Begin Data listing
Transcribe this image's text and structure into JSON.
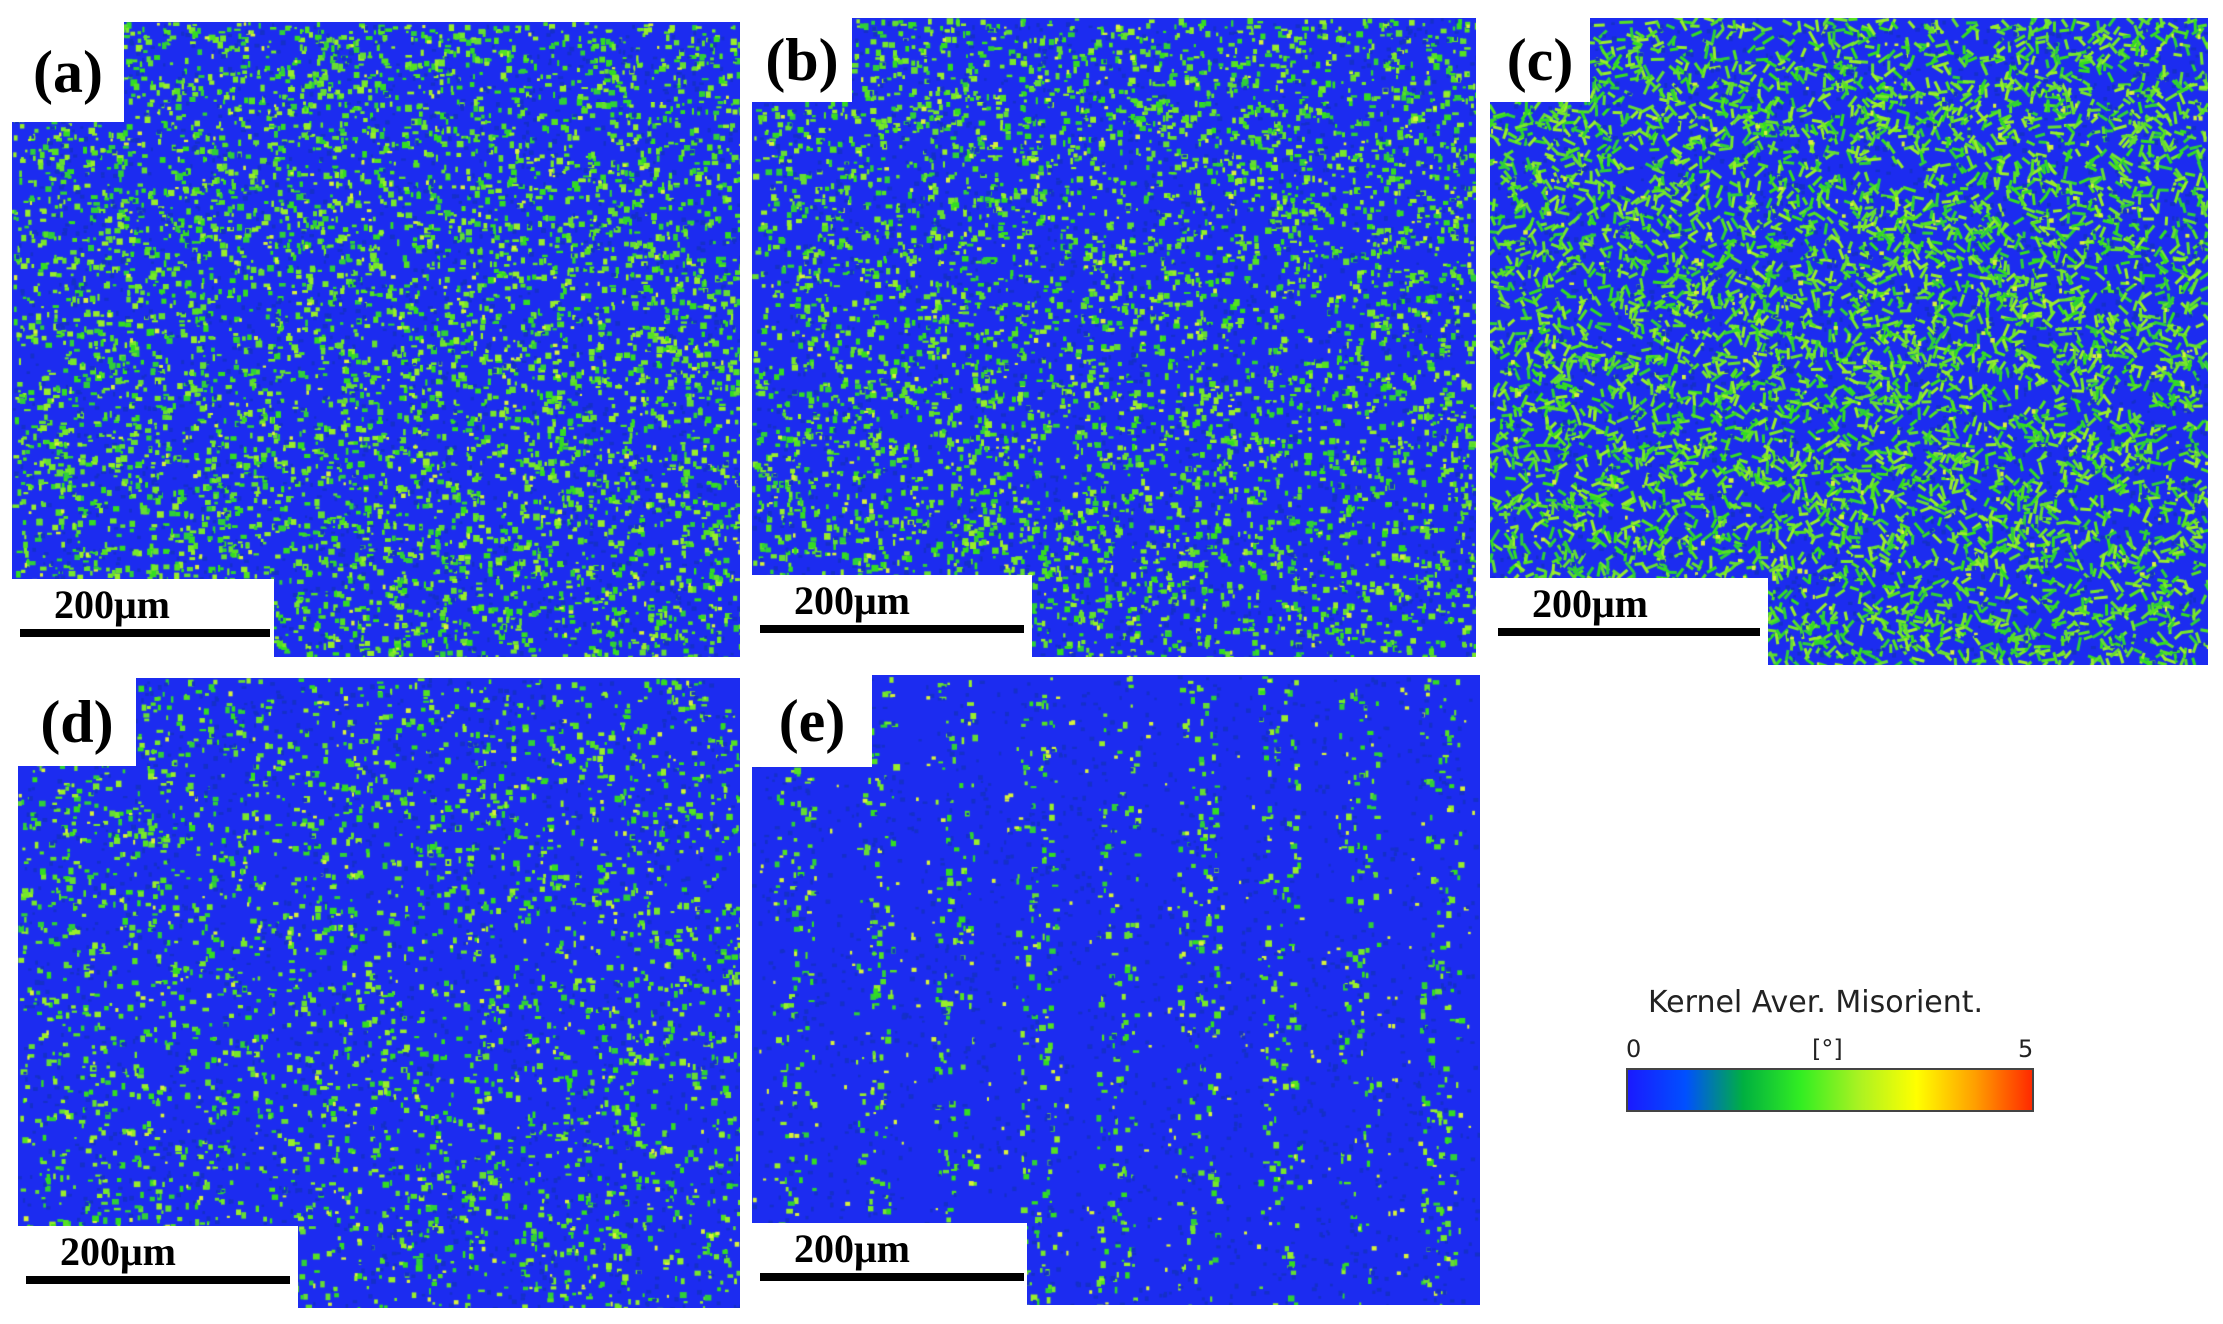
{
  "panels": [
    {
      "label": "(a)",
      "scale_text": "200μm",
      "level": 0.55,
      "texture": "fine"
    },
    {
      "label": "(b)",
      "scale_text": "200μm",
      "level": 0.5,
      "texture": "fine"
    },
    {
      "label": "(c)",
      "scale_text": "200μm",
      "level": 0.55,
      "texture": "elongated"
    },
    {
      "label": "(d)",
      "scale_text": "200μm",
      "level": 0.3,
      "texture": "fine"
    },
    {
      "label": "(e)",
      "scale_text": "200μm",
      "level": 0.12,
      "texture": "streaks"
    }
  ],
  "legend": {
    "title": "Kernel Aver. Misorient.",
    "min": "0",
    "unit": "[°]",
    "max": "5",
    "colors": [
      "#1a1aff",
      "#0050ff",
      "#00b040",
      "#33ee22",
      "#aaf222",
      "#ffff00",
      "#ffa000",
      "#ff2a00"
    ]
  }
}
End Data listing
◆ What the task asks:
Write the listing out a second time exactly, dropping all images.

◆ Result for this exercise:
Transcribe this image's text and structure into JSON.
{
  "panels": [
    {
      "label": "(a)",
      "scale_text": "200μm",
      "level": 0.55,
      "texture": "fine"
    },
    {
      "label": "(b)",
      "scale_text": "200μm",
      "level": 0.5,
      "texture": "fine"
    },
    {
      "label": "(c)",
      "scale_text": "200μm",
      "level": 0.55,
      "texture": "elongated"
    },
    {
      "label": "(d)",
      "scale_text": "200μm",
      "level": 0.3,
      "texture": "fine"
    },
    {
      "label": "(e)",
      "scale_text": "200μm",
      "level": 0.12,
      "texture": "streaks"
    }
  ],
  "legend": {
    "title": "Kernel Aver. Misorient.",
    "min": "0",
    "unit": "[°]",
    "max": "5",
    "colors": [
      "#1a1aff",
      "#0050ff",
      "#00b040",
      "#33ee22",
      "#aaf222",
      "#ffff00",
      "#ffa000",
      "#ff2a00"
    ]
  }
}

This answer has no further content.